── Excerpt provided ──

Celine Dion’s shock diagnosis: What is stiff-person syndrome and what are the symptoms?


    Pop icon Celine Dion’s stiff-person diagnosis has brought awareness to the rare condition, which affects about one or two out of every million people.

    The star announced earlier today that she had postponed her 2023 European tour due to the diagnosis causing “difficulties when I walk and not allowing me to use my vocal cords to sing the way I’m used to”, as she revealed in an Instagram video.

    So, what exactly is the condition – and why, as in Dion’s case, is it incurable?

    People with the condition tend to experience stiffness in their limbs and torso, and severe muscle spasms which can occur randomly or be triggered by noise, touch or emotional distress.

    Yale School of Medicine assistant neurology professor Dr Richard Nowak told NBC that the condition can range from “quite mild – easily managed with a little bit of medication – to folks that are quite severe that can be, frankly, quite disabled from it”.

    That’s because it interrupts the usual communication pathways between the muscles and the brain, he explained.

    “There’s a massive firing that’s occurring from the central nervous system, down through the spinal cord, down through the nerves as they plug into the muscles, and it’s causing them to become rigid or go into spasm, which equals the stiffness.”

    Harvard Medical School rheumatologist Dr Simon Helfgott described the condition as “losing your brakes on your muscles”.

    “Once your muscle starts to contract, it doesn’t have a way to stop itself from contracting,” he told the outlet.

───
── Supplied entries ──

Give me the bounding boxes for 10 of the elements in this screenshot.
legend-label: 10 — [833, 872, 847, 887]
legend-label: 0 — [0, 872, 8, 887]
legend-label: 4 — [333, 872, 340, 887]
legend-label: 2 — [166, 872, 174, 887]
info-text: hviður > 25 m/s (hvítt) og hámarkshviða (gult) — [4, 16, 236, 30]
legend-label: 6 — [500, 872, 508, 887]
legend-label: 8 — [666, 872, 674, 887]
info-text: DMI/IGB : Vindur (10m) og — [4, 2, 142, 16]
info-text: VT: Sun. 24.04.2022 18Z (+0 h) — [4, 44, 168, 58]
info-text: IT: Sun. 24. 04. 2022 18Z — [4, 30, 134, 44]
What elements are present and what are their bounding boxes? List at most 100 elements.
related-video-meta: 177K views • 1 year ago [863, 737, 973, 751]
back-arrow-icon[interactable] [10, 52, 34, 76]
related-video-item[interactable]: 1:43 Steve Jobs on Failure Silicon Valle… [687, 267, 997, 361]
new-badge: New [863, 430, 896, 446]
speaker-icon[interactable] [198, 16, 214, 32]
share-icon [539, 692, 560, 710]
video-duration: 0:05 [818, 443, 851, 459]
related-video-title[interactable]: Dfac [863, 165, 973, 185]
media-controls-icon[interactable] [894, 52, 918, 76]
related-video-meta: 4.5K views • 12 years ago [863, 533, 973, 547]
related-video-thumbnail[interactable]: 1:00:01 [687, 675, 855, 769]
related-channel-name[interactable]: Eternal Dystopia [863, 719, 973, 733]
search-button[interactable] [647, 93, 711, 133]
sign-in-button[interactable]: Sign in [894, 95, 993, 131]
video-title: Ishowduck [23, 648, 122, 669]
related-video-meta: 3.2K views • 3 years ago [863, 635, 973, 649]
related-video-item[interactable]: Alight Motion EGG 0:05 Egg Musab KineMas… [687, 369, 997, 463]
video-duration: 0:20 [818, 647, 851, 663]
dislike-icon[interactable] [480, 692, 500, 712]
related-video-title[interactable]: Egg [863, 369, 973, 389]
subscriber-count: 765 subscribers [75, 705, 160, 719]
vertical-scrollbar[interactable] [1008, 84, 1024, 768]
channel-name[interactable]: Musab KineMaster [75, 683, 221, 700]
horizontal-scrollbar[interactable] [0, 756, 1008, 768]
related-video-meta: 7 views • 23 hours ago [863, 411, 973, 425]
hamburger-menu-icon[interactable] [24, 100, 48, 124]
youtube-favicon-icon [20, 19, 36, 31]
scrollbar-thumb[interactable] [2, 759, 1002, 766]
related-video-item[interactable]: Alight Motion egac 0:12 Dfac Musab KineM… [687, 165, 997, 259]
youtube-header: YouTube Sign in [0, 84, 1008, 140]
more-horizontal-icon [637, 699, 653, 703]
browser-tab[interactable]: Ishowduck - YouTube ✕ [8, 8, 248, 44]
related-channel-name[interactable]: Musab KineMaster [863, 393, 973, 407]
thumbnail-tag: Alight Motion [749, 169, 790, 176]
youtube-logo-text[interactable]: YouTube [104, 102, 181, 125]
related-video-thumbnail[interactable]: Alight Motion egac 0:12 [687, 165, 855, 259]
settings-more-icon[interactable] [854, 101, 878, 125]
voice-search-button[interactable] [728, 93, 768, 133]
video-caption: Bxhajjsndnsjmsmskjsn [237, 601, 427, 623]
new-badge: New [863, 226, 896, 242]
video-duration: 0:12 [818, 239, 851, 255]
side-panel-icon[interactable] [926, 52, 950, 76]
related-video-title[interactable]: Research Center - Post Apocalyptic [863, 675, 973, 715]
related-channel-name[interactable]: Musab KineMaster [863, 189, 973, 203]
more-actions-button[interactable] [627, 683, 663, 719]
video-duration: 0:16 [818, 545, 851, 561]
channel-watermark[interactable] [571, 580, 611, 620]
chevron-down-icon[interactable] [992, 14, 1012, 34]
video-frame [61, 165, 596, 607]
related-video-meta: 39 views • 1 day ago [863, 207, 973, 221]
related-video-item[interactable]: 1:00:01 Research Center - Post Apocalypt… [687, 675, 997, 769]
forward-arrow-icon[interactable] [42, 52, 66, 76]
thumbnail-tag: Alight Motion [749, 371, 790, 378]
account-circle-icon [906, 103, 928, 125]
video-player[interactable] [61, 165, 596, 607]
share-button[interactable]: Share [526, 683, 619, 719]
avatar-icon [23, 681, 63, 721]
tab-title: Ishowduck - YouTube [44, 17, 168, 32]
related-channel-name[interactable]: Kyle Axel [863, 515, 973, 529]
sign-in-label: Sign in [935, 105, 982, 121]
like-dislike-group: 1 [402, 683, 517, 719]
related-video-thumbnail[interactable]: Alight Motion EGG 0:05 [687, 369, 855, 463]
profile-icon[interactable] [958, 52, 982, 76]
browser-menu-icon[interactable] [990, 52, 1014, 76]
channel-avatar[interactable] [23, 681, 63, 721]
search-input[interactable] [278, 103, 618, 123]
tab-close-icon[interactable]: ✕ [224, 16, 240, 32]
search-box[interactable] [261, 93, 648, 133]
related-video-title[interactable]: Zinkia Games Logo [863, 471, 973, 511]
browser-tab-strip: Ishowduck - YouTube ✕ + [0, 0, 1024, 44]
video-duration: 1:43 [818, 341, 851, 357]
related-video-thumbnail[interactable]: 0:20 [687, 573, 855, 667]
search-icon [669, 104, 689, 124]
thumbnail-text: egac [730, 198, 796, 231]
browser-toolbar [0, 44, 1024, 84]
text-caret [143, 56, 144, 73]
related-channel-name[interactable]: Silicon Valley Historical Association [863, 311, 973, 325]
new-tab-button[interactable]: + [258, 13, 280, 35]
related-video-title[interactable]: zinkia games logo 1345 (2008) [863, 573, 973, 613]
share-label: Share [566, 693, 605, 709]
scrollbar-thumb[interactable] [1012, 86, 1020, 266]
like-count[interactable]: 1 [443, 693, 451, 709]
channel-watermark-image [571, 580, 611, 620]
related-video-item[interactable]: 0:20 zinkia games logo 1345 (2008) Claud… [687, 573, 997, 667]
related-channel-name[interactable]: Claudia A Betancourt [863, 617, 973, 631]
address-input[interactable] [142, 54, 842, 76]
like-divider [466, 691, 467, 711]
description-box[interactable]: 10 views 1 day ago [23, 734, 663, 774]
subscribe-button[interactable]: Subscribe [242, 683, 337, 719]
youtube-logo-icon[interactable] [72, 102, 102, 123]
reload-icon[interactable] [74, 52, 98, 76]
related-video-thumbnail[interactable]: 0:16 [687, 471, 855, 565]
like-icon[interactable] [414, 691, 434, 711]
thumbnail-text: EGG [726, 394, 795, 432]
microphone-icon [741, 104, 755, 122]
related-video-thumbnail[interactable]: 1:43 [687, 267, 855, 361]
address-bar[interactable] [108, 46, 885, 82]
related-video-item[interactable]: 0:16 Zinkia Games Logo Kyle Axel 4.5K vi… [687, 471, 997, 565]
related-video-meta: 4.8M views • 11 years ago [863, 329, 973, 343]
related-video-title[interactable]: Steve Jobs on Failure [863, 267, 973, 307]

───

List of tasks:
(1) According to the stiff-person syndrome article, how many people does the condition affect?
(2) Write out the passage of the stiff-person syndrome article starting with "Pop icon Celine" and going on through "or emotional distress.".
(3) Continue the article on Celine Dion's stiff-person syndrome diagnosis from the point where it ends.

Answers to the problems:
(1) About one or two out of every million people.

(2)
Pop icon Celine Dion’s stiff-person diagnosis has brought awareness to the rare condition, which affects about one or two out of every million people.

    The star announced earlier today that she had postponed her 2023 European tour due to the diagnosis causing “difficulties when I walk and not allowing me to use my vocal cords to sing the way I’m used to”, as she revealed in an Instagram video.

    So, what exactly is the condition – and why, as in Dion’s case, is it incurable?

    People with the condition tend to experience stiffness in their limbs and torso, and severe muscle spasms which can occur randomly or be triggered by noise, touch or emotional distress.

(3)
    Symptoms don’t just involve muscle cramps, which we can all experience on occasion, Helfgott said. Instead, the muscles completely lock up and can cause difficulty walking, with some patients even needing wheelchairs.

    “This is just such a severe diagnosis to have, especially if you’re an entertainer [on] the world-class type of stage,” he told NBC.

    “It’s going to be very, very challenging to be able to continue.”

    The syndrome is more difficult to treat than similar disorders like Crohn’s disease or rheumatoid arthritis, and it is incurable.

    It can be treated with muscle relaxants or Botox to relieve the spasms, with some patients prescribed intravenous immunoglobulin to reduce stiffness and sensitivity to touch, noise and stress.

    But Helfgott said it’s hard to predict whether the condition will get worse as time passes.

    “In some cases, the condition can level off and stay the way it is. I have people who are like that — they’re no different now than they were 10 years ago … in others, it is a slow, subtle decline.”